● PROBLEM REQUIREMENTS: Which lines in the records below contain the word "your"? Copy each one out.

● RECORDS FOR THIS EXERCISE:
□ □ □

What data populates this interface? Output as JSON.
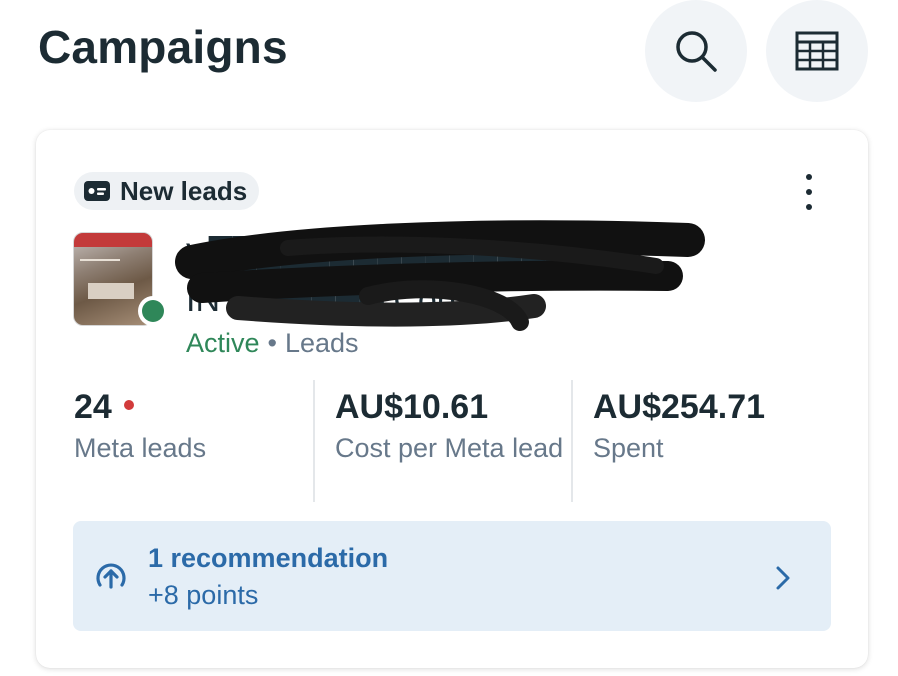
{
  "header": {
    "title": "Campaigns",
    "search_icon": "search-icon",
    "table_icon": "table-view-icon"
  },
  "campaign": {
    "badge": {
      "icon": "lead-card-icon",
      "label": "New leads"
    },
    "more_icon": "more-vertical-icon",
    "name_line1": "V████████████████D/",
    "name_line2": "INTE█████ Copy",
    "status": "Active",
    "separator": "•",
    "objective": "Leads",
    "status_color": "#2f8759",
    "metrics": [
      {
        "value": "24",
        "label": "Meta leads",
        "alert": true
      },
      {
        "value": "AU$10.61",
        "label": "Cost per Meta lead"
      },
      {
        "value": "AU$254.71",
        "label": "Spent"
      }
    ],
    "recommendation": {
      "icon": "arrow-up-circle-icon",
      "title": "1 recommendation",
      "subtitle": "+8 points",
      "chevron": "chevron-right-icon",
      "accent_color": "#2b6aa8",
      "background": "#e4eef7"
    }
  }
}
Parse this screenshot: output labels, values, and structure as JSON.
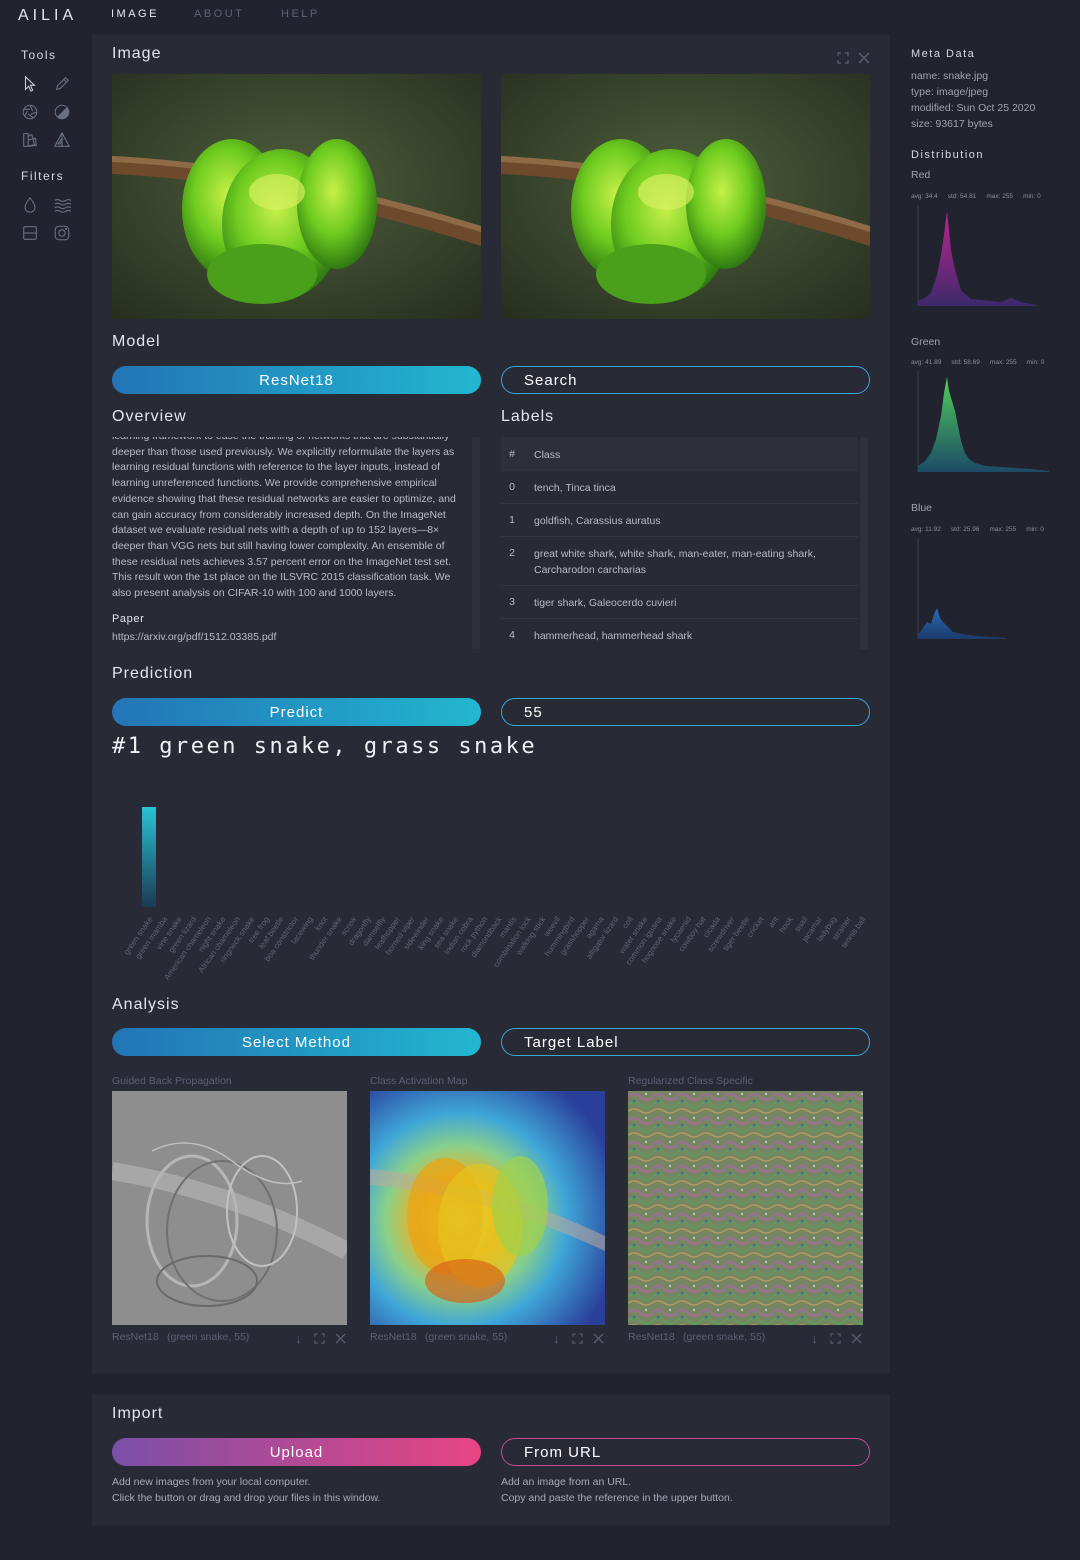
{
  "nav": {
    "logo": "AILIA",
    "links": [
      "IMAGE",
      "ABOUT",
      "HELP"
    ]
  },
  "sidebar": {
    "tools_title": "Tools",
    "tools": [
      "pointer-icon",
      "eyedropper-icon",
      "aperture-icon",
      "contrast-icon",
      "color-swatches-icon",
      "triangle-ruler-icon"
    ],
    "filters_title": "Filters",
    "filters": [
      "drop-icon",
      "waves-icon",
      "split-frame-icon",
      "instagram-icon"
    ]
  },
  "image_section": {
    "title": "Image"
  },
  "model": {
    "title": "Model",
    "selected": "ResNet18",
    "search_placeholder": "Search"
  },
  "overview": {
    "title": "Overview",
    "text": "learning framework to ease the training of networks that are substantially deeper than those used previously. We explicitly reformulate the layers as learning residual functions with reference to the layer inputs, instead of learning unreferenced functions. We provide comprehensive empirical evidence showing that these residual networks are easier to optimize, and can gain accuracy from considerably increased depth. On the ImageNet dataset we evaluate residual nets with a depth of up to 152 layers—8× deeper than VGG nets but still having lower complexity. An ensemble of these residual nets achieves 3.57 percent error on the ImageNet test set. This result won the 1st place on the ILSVRC 2015 classification task. We also present analysis on CIFAR-10 with 100 and 1000 layers.",
    "paper_label": "Paper",
    "paper_url": "https://arxiv.org/pdf/1512.03385.pdf"
  },
  "labels": {
    "title": "Labels",
    "header": {
      "num": "#",
      "cls": "Class"
    },
    "rows": [
      {
        "num": "0",
        "cls": "tench, Tinca tinca"
      },
      {
        "num": "1",
        "cls": "goldfish, Carassius auratus"
      },
      {
        "num": "2",
        "cls": "great white shark, white shark, man-eater, man-eating shark, Carcharodon carcharias"
      },
      {
        "num": "3",
        "cls": "tiger shark, Galeocerdo cuvieri"
      },
      {
        "num": "4",
        "cls": "hammerhead, hammerhead shark"
      }
    ]
  },
  "prediction": {
    "title": "Prediction",
    "button": "Predict",
    "value": "55",
    "result": "#1 green snake, grass snake"
  },
  "chart_data": {
    "type": "bar",
    "categories": [
      "green snake",
      "green mamba",
      "vine snake",
      "green lizard",
      "American chameleon",
      "night snake",
      "African chameleon",
      "ringneck snake",
      "tree frog",
      "leaf beetle",
      "boa constrictor",
      "lacewing",
      "knot",
      "thunder snake",
      "screw",
      "dragonfly",
      "damselfly",
      "leafhopper",
      "horned viper",
      "sidewinder",
      "king snake",
      "sea snake",
      "Indian cobra",
      "rock python",
      "diamondback",
      "mantis",
      "combination lock",
      "walking stick",
      "weevil",
      "hummingbird",
      "grasshopper",
      "agama",
      "alligator lizard",
      "coil",
      "water snake",
      "common iguana",
      "hognose snake",
      "lycaenid",
      "cowboy hat",
      "cicada",
      "screwdriver",
      "tiger beetle",
      "cricket",
      "ant",
      "hook",
      "snail",
      "jacamar",
      "ladybug",
      "strainer",
      "tennis ball"
    ],
    "values": [
      1.0,
      0.0,
      0.0,
      0.0,
      0.0,
      0.0,
      0.0,
      0.0,
      0.0,
      0.0,
      0.0,
      0.0,
      0.0,
      0.0,
      0.0,
      0.0,
      0.0,
      0.0,
      0.0,
      0.0,
      0.0,
      0.0,
      0.0,
      0.0,
      0.0,
      0.0,
      0.0,
      0.0,
      0.0,
      0.0,
      0.0,
      0.0,
      0.0,
      0.0,
      0.0,
      0.0,
      0.0,
      0.0,
      0.0,
      0.0,
      0.0,
      0.0,
      0.0,
      0.0,
      0.0,
      0.0,
      0.0,
      0.0,
      0.0,
      0.0
    ],
    "ylim": [
      0,
      1
    ],
    "colors": {
      "top": "#29c3d6",
      "bottom": "#1b3a52"
    }
  },
  "analysis": {
    "title": "Analysis",
    "method_button": "Select Method",
    "target_label": "Target Label",
    "cards": [
      {
        "title": "Guided Back Propagation",
        "model": "ResNet18",
        "label": "(green snake, 55)"
      },
      {
        "title": "Class Activation Map",
        "model": "ResNet18",
        "label": "(green snake, 55)"
      },
      {
        "title": "Regularized Class Specific",
        "model": "ResNet18",
        "label": "(green snake, 55)"
      }
    ]
  },
  "import": {
    "title": "Import",
    "upload_button": "Upload",
    "url_button": "From URL",
    "upload_desc_1": "Add new images from your local computer.",
    "upload_desc_2": "Click the button or drag and drop your files in this window.",
    "url_desc_1": "Add an image from an URL.",
    "url_desc_2": "Copy and paste the reference in the upper button."
  },
  "meta": {
    "title": "Meta Data",
    "name": "name: snake.jpg",
    "type": "type: image/jpeg",
    "modified": "modified: Sun Oct 25 2020",
    "size": "size: 93617 bytes"
  },
  "distribution": {
    "title": "Distribution",
    "channels": [
      {
        "name": "Red",
        "avg": "avg: 34.4",
        "std": "std: 54.81",
        "max": "max: 255",
        "min": "min: 0",
        "color_top": "#c0258f",
        "color_bottom": "#3b2a6b"
      },
      {
        "name": "Green",
        "avg": "avg: 41.89",
        "std": "std: 58.69",
        "max": "max: 255",
        "min": "min: 0",
        "color_top": "#4fcf5b",
        "color_bottom": "#1d4a66"
      },
      {
        "name": "Blue",
        "avg": "avg: 11.92",
        "std": "std: 25.96",
        "max": "max: 255",
        "min": "min: 0",
        "color_top": "#2a6bb8",
        "color_bottom": "#1c3a6a"
      }
    ]
  }
}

□ □ □

● ANSWER BELOW:
    "upload_desc_1": "Add new images from your local computer.",
    "upload_desc_2": "Click the button or drag and drop your files in this window.",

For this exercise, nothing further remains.